Written task:
Every entry needs to be printed exactly, please.

Records contained in a dataset:

-- begin --

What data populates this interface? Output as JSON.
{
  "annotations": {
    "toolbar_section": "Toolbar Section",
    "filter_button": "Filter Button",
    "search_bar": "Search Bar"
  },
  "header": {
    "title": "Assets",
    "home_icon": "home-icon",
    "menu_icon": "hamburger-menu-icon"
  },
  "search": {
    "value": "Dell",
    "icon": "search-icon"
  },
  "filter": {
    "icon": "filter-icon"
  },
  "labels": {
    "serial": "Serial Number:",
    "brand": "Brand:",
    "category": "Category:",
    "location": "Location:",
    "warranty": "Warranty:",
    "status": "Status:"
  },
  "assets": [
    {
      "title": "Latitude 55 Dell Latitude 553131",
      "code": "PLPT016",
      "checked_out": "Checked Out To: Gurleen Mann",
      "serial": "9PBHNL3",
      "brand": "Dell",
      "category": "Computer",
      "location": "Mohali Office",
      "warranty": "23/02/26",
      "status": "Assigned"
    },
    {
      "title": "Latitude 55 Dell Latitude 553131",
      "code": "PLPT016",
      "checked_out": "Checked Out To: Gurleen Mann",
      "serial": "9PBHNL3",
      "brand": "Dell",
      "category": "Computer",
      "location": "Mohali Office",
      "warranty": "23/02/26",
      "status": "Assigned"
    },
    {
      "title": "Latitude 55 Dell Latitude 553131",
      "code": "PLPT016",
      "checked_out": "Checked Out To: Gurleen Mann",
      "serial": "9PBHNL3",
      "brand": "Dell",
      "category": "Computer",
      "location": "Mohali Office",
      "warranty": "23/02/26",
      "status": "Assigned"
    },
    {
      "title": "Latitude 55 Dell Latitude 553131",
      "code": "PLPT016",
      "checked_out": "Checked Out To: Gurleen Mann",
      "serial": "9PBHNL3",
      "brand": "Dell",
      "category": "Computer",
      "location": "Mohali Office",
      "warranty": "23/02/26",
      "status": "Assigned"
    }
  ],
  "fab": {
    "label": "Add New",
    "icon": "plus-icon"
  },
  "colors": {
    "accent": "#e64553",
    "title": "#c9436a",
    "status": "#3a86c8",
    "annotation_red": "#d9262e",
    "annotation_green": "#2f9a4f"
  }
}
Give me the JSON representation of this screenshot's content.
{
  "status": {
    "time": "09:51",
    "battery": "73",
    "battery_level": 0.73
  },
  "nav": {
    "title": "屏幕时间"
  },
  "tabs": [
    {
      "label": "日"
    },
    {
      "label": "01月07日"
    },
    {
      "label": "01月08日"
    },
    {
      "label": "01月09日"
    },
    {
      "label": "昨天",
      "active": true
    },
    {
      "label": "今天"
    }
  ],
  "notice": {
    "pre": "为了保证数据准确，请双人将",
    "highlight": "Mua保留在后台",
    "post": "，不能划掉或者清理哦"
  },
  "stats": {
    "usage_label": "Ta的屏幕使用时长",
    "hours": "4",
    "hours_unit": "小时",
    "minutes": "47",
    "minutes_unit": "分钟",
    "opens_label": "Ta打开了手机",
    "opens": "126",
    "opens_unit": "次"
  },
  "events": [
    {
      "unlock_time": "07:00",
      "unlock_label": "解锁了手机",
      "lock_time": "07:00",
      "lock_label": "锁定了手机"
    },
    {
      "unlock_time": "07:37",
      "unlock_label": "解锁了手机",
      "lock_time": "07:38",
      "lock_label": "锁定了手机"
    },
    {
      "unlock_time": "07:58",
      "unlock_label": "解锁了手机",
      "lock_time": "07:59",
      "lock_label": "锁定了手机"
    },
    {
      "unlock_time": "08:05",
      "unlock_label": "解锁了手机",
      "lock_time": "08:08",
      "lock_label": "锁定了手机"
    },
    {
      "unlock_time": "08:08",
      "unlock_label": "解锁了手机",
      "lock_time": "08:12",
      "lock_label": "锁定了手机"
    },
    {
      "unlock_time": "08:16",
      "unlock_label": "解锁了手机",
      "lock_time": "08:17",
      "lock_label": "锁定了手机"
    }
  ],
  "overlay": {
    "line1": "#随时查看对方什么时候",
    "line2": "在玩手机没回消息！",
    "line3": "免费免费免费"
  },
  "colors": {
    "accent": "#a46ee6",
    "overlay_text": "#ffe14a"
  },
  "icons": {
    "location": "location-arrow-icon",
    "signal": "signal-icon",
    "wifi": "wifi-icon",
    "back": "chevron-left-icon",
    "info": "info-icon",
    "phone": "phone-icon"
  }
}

-- end --

Correct result:
What data populates this interface? Output as JSON.
{
  "annotations": {
    "toolbar_section": "Toolbar Section",
    "filter_button": "Filter Button",
    "search_bar": "Search Bar"
  },
  "header": {
    "title": "Assets",
    "home_icon": "home-icon",
    "menu_icon": "hamburger-menu-icon"
  },
  "search": {
    "value": "Dell",
    "icon": "search-icon"
  },
  "filter": {
    "icon": "filter-icon"
  },
  "labels": {
    "serial": "Serial Number:",
    "brand": "Brand:",
    "category": "Category:",
    "location": "Location:",
    "warranty": "Warranty:",
    "status": "Status:"
  },
  "assets": [
    {
      "title": "Latitude 55 Dell Latitude 553131",
      "code": "PLPT016",
      "checked_out": "Checked Out To: Gurleen Mann",
      "serial": "9PBHNL3",
      "brand": "Dell",
      "category": "Computer",
      "location": "Mohali Office",
      "warranty": "23/02/26",
      "status": "Assigned"
    },
    {
      "title": "Latitude 55 Dell Latitude 553131",
      "code": "PLPT016",
      "checked_out": "Checked Out To: Gurleen Mann",
      "serial": "9PBHNL3",
      "brand": "Dell",
      "category": "Computer",
      "location": "Mohali Office",
      "warranty": "23/02/26",
      "status": "Assigned"
    },
    {
      "title": "Latitude 55 Dell Latitude 553131",
      "code": "PLPT016",
      "checked_out": "Checked Out To: Gurleen Mann",
      "serial": "9PBHNL3",
      "brand": "Dell",
      "category": "Computer",
      "location": "Mohali Office",
      "warranty": "23/02/26",
      "status": "Assigned"
    },
    {
      "title": "Latitude 55 Dell Latitude 553131",
      "code": "PLPT016",
      "checked_out": "Checked Out To: Gurleen Mann",
      "serial": "9PBHNL3",
      "brand": "Dell",
      "category": "Computer",
      "location": "Mohali Office",
      "warranty": "23/02/26",
      "status": "Assigned"
    }
  ],
  "fab": {
    "label": "Add New",
    "icon": "plus-icon"
  },
  "colors": {
    "accent": "#e64553",
    "title": "#c9436a",
    "status": "#3a86c8",
    "annotation_red": "#d9262e",
    "annotation_green": "#2f9a4f"
  }
}
Give me the JSON representation of this screenshot's content.
{
  "status": {
    "time": "09:51",
    "battery": "73",
    "battery_level": 0.73
  },
  "nav": {
    "title": "屏幕时间"
  },
  "tabs": [
    {
      "label": "日"
    },
    {
      "label": "01月07日"
    },
    {
      "label": "01月08日"
    },
    {
      "label": "01月09日"
    },
    {
      "label": "昨天",
      "active": true
    },
    {
      "label": "今天"
    }
  ],
  "notice": {
    "pre": "为了保证数据准确，请双人将",
    "highlight": "Mua保留在后台",
    "post": "，不能划掉或者清理哦"
  },
  "stats": {
    "usage_label": "Ta的屏幕使用时长",
    "hours": "4",
    "hours_unit": "小时",
    "minutes": "47",
    "minutes_unit": "分钟",
    "opens_label": "Ta打开了手机",
    "opens": "126",
    "opens_unit": "次"
  },
  "events": [
    {
      "unlock_time": "07:00",
      "unlock_label": "解锁了手机",
      "lock_time": "07:00",
      "lock_label": "锁定了手机"
    },
    {
      "unlock_time": "07:37",
      "unlock_label": "解锁了手机",
      "lock_time": "07:38",
      "lock_label": "锁定了手机"
    },
    {
      "unlock_time": "07:58",
      "unlock_label": "解锁了手机",
      "lock_time": "07:59",
      "lock_label": "锁定了手机"
    },
    {
      "unlock_time": "08:05",
      "unlock_label": "解锁了手机",
      "lock_time": "08:08",
      "lock_label": "锁定了手机"
    },
    {
      "unlock_time": "08:08",
      "unlock_label": "解锁了手机",
      "lock_time": "08:12",
      "lock_label": "锁定了手机"
    },
    {
      "unlock_time": "08:16",
      "unlock_label": "解锁了手机",
      "lock_time": "08:17",
      "lock_label": "锁定了手机"
    }
  ],
  "overlay": {
    "line1": "#随时查看对方什么时候",
    "line2": "在玩手机没回消息！",
    "line3": "免费免费免费"
  },
  "colors": {
    "accent": "#a46ee6",
    "overlay_text": "#ffe14a"
  },
  "icons": {
    "location": "location-arrow-icon",
    "signal": "signal-icon",
    "wifi": "wifi-icon",
    "back": "chevron-left-icon",
    "info": "info-icon",
    "phone": "phone-icon"
  }
}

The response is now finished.